# [Tasks to carry out]
**a.** Do these statements agree with the decision letter? (i) Three peer reviewers reviewed the article. (ii) The study found sequence-specific changes in M1. (iii) The dataset will be kept private. Answer yes or no for each, and quote the deciding words.
**b.** How would you say this sentence from the decision letter in Spanish: "The work is a tour-de-force involving four scanning sessions and thousands of behavioral practice trials."?

# [Text]
Start

Decision letter after peer review:

Thank you for submitting your article "A critical re-evaluation of fMRI signatures of motor sequence learning" for consideration by eLife. Your article has been reviewed by three peer reviewers, one of whom is a member of our Board of Reviewing Editors, and the evaluation has been overseen by Floris de Lange as the Senior Editor. The following individual involved in review of your submission has agreed to reveal their identity: Aaron L Wong (Reviewer #2).

The reviewers have discussed the reviews with one another and the Reviewing Editor has drafted this decision to help you prepare a revised submission.

Summary:

This paper reports a longitudinal fMRI study investigating motor sequence learning. The study aimed to verify previous (sometimes conflicting) findings using a relatively large sample and preregistered methods. The study also tested new hypotheses and directly compared speeded and paced performance of trained and untrained sequences.

The authors find that, consistent with their previous work, they see no evidence of sequence-specific changes in M1; in association cortices, they observe average activity decreases associated with sequence learning, with sequence-specific activity patterns changing primarily early in learning.

All reviewers were impressed with the quality of the design and analysis of the study, and agreed that it will provide an important contribution to the literature. The work is a tour-de-force involving four scanning sessions and thousands of behavioral practice trials. It is great, therefore, that this valuable dataset will be made publicly available, such that other researchers can test their own hypotheses as well.

End

(Element boundary records)
Start

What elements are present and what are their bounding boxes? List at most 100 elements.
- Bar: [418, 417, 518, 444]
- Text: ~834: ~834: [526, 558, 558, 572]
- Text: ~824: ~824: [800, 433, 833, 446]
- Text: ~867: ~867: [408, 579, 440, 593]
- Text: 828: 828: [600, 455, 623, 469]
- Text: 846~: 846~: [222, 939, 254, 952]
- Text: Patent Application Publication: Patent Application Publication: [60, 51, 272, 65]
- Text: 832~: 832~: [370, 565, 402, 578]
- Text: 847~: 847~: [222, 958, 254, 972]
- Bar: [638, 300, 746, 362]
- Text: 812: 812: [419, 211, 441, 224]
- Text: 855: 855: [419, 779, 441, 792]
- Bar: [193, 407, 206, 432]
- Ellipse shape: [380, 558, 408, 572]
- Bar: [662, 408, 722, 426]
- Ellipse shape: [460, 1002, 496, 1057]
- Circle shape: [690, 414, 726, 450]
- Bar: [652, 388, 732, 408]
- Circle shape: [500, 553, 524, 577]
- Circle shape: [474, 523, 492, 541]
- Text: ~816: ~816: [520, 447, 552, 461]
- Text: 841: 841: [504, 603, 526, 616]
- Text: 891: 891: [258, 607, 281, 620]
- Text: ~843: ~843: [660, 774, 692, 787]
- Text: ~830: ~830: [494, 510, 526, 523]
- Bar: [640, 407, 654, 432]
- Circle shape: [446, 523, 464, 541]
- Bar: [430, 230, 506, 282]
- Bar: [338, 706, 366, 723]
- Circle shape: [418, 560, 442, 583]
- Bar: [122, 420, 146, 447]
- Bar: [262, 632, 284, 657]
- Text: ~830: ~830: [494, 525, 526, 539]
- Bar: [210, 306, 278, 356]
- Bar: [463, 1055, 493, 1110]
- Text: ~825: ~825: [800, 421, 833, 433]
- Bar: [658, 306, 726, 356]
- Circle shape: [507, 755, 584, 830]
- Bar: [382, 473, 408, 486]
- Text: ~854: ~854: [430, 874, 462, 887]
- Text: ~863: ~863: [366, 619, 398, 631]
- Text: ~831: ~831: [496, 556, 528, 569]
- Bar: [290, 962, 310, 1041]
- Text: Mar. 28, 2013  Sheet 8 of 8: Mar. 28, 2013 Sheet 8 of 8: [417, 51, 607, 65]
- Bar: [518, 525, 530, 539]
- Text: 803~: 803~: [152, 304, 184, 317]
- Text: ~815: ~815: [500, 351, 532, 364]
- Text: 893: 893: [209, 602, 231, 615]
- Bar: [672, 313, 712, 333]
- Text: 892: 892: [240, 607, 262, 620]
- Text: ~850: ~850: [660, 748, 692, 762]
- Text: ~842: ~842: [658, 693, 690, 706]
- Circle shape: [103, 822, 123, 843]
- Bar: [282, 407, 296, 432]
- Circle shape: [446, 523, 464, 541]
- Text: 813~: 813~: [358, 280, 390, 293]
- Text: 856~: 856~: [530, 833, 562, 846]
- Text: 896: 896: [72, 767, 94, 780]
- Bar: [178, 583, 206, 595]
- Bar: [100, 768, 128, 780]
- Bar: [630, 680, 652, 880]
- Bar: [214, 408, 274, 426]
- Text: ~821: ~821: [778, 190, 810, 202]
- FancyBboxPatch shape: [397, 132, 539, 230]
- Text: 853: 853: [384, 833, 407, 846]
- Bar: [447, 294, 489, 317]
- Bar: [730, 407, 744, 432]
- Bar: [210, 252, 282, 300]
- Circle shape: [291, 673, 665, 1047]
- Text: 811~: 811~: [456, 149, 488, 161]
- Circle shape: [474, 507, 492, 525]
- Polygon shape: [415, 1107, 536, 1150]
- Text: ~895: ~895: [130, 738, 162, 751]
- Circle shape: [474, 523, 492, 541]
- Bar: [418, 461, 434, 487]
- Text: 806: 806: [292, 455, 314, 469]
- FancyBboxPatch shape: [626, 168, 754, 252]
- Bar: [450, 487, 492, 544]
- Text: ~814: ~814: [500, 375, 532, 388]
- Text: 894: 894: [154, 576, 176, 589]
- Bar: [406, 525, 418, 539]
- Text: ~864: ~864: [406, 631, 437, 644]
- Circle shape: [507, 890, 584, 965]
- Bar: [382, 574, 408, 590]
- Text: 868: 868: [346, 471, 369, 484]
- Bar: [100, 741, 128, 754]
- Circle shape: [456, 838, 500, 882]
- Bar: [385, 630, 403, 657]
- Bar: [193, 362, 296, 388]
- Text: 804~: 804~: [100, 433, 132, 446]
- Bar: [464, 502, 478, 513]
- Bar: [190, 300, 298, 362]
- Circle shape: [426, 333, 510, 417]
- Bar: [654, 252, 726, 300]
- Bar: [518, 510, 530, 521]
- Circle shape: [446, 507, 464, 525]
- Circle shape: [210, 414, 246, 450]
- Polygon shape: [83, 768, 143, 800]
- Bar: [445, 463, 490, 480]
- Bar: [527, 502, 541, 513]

End

# [Solution set]
**a.**
(i) Yes: "Your article has been reviewed by three peer reviewers"
(ii) No: "they see no evidence of sequence-specific changes in M1"
(iii) No: "this valuable dataset will be made publicly available"

**b.** El trabajo es una proeza que implica cuatro sesiones de escaneo y miles de ensayos de práctica conductual.